## The problem
Edit the part that opens with the line containing "tree-item-package-model[interactable]: model <box>0" and closes with the line containing "chevron-down-icon[interactable] <box>30 284", replacing "tree-item-label" with "tree-node-label" and leaving everything else unchanged. Give only those lines.

Image layout annotations
----

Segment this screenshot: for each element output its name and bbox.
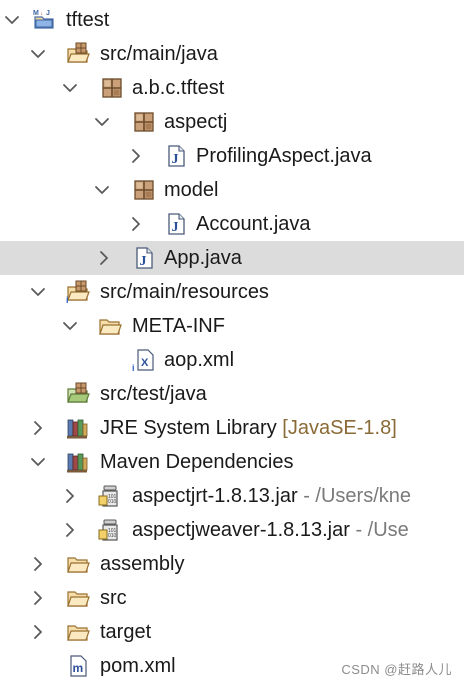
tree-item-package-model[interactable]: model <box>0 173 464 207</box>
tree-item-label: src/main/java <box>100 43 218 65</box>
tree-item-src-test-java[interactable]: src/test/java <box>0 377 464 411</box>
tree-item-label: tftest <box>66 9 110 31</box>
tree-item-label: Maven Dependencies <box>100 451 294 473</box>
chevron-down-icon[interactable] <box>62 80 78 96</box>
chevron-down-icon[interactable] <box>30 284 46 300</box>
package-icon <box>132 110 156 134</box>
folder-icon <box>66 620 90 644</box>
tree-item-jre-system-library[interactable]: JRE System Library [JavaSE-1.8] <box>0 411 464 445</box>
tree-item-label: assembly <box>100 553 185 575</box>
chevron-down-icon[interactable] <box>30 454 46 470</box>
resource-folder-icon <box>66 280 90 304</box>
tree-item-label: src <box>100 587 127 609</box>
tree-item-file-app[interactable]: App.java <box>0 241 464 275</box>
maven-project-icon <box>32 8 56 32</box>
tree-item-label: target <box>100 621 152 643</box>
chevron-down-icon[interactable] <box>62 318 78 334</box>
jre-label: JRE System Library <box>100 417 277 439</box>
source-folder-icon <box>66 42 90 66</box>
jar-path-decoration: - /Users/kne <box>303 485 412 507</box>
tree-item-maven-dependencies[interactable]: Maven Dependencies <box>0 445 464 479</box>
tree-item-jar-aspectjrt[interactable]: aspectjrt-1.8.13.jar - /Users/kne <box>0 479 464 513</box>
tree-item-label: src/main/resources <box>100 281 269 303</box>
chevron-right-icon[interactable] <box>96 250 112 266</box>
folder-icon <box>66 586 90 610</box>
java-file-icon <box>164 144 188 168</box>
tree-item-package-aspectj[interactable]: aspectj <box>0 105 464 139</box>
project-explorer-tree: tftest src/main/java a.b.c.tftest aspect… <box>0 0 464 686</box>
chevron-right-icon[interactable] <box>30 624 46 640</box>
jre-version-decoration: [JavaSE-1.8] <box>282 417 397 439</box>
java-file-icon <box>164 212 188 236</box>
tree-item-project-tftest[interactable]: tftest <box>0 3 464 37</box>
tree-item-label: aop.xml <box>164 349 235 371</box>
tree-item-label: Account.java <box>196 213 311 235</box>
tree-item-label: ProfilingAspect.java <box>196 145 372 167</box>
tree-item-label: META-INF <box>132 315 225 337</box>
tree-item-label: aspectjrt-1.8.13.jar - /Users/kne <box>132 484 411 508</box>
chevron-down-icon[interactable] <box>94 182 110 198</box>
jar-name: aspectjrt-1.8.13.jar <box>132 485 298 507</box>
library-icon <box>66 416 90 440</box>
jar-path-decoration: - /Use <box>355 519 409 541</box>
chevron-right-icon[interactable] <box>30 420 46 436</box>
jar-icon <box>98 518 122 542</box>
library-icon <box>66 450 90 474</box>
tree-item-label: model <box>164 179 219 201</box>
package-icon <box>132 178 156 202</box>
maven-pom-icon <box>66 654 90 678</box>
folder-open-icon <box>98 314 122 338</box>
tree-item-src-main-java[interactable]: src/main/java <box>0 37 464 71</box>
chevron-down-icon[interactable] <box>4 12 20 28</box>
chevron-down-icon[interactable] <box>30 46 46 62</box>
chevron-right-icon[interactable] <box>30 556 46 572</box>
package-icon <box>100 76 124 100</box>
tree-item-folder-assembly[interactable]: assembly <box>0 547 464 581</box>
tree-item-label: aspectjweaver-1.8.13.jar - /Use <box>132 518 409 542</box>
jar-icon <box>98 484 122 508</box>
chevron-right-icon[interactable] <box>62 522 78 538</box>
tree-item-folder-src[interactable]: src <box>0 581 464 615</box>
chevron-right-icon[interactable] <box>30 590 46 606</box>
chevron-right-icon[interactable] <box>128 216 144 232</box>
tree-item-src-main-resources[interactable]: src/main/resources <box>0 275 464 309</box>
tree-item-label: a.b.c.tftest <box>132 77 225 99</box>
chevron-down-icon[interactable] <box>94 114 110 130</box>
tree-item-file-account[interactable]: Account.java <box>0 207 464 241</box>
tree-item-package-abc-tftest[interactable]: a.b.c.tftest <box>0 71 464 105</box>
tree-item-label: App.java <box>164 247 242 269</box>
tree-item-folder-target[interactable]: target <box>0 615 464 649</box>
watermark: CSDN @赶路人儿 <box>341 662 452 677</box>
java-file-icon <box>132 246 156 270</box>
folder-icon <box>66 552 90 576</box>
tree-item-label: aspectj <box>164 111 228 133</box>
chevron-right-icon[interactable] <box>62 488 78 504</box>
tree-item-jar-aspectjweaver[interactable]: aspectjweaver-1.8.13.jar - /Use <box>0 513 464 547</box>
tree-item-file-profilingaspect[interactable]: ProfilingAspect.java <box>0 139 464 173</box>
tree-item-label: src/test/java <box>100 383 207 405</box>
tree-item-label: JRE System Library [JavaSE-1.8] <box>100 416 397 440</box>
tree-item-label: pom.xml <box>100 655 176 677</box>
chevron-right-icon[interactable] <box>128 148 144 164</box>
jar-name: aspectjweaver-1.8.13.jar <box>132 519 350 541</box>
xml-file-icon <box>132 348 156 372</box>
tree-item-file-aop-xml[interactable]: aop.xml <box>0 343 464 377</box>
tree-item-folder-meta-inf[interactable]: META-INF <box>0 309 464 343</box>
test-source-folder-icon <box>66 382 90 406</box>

----

## Reply to the task
tree-item-package-model[interactable]: model <box>0 173 464 207</box>
tree-node-label: src/main/java <box>100 43 218 65</box>
tree-item-src-test-java[interactable]: src/test/java <box>0 377 464 411</box>
tree-node-label: tftest <box>66 9 110 31</box>
tree-node-label: Maven Dependencies <box>100 451 294 473</box>
chevron-down-icon[interactable] <box>62 80 78 96</box>
chevron-down-icon[interactable] <box>30 284 46 300</box>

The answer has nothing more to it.